(begin)
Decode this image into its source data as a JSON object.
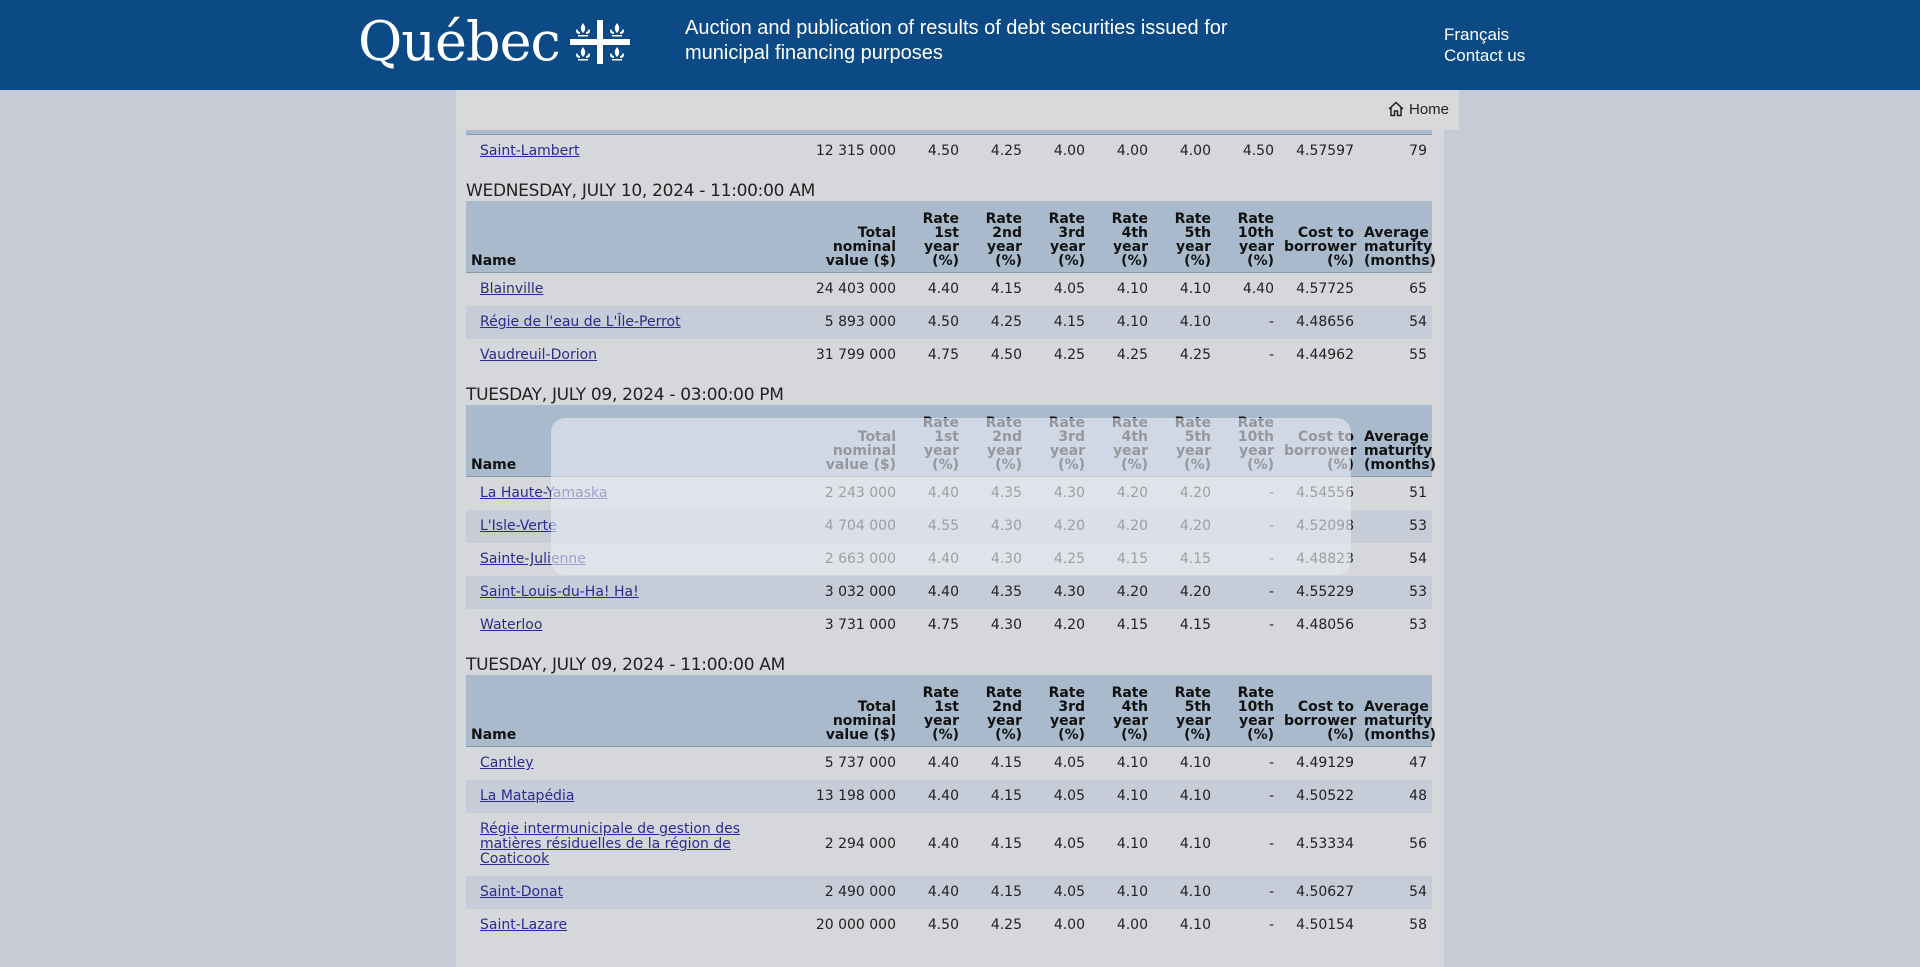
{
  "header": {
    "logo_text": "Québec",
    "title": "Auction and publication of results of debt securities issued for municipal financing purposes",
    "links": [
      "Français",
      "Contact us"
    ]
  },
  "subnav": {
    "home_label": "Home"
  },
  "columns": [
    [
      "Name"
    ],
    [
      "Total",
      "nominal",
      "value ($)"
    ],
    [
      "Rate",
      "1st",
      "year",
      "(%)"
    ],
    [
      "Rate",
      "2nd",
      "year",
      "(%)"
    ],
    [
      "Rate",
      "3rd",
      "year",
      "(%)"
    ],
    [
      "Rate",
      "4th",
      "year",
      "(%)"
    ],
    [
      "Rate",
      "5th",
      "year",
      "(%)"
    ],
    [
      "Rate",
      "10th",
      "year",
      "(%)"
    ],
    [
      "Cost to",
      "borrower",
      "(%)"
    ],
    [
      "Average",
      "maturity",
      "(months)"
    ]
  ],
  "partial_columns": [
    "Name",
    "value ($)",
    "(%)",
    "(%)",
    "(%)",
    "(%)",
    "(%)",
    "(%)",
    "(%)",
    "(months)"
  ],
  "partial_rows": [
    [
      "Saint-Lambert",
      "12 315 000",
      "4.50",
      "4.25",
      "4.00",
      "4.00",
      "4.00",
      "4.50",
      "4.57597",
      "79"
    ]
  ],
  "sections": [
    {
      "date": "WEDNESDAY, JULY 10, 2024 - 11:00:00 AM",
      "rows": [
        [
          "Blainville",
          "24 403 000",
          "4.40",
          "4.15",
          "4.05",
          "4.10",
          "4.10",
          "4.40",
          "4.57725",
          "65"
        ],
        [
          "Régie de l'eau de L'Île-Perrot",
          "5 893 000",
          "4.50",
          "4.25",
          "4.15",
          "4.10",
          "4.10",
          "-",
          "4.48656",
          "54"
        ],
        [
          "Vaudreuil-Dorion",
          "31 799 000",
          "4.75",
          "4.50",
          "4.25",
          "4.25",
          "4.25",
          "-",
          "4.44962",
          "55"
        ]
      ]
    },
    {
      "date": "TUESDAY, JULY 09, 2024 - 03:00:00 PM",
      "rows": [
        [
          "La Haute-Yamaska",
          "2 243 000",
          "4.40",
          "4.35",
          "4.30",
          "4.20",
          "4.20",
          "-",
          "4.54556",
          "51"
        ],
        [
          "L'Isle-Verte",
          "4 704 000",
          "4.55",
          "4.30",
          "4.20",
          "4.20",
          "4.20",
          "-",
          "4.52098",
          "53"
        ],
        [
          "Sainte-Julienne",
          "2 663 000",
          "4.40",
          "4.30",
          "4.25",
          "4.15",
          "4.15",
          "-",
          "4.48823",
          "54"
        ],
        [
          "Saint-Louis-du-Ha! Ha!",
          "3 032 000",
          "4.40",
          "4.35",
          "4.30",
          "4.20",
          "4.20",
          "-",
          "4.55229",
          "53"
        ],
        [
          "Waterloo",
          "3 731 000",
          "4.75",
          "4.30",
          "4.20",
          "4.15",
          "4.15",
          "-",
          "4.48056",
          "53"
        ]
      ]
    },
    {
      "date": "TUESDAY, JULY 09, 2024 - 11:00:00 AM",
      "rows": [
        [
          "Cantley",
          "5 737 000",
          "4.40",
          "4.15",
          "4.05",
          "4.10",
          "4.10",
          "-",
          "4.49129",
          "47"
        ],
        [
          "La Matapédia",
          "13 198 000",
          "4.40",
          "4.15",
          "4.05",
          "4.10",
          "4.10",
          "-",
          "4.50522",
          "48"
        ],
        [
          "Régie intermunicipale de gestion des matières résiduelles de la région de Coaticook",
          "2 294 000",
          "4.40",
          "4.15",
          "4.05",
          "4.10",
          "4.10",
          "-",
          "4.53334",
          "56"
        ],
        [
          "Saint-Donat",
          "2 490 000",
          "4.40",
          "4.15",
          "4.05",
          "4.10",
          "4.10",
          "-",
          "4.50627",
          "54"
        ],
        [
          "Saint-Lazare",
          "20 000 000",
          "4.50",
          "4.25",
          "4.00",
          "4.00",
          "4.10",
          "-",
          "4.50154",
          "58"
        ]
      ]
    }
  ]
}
(end)
Given problem |
Return a copy of every line that includes the word "date".

Task answer |
      "date": "WEDNESDAY, JULY 10, 2024 - 11:00:00 AM",
      "date": "TUESDAY, JULY 09, 2024 - 03:00:00 PM",
      "date": "TUESDAY, JULY 09, 2024 - 11:00:00 AM",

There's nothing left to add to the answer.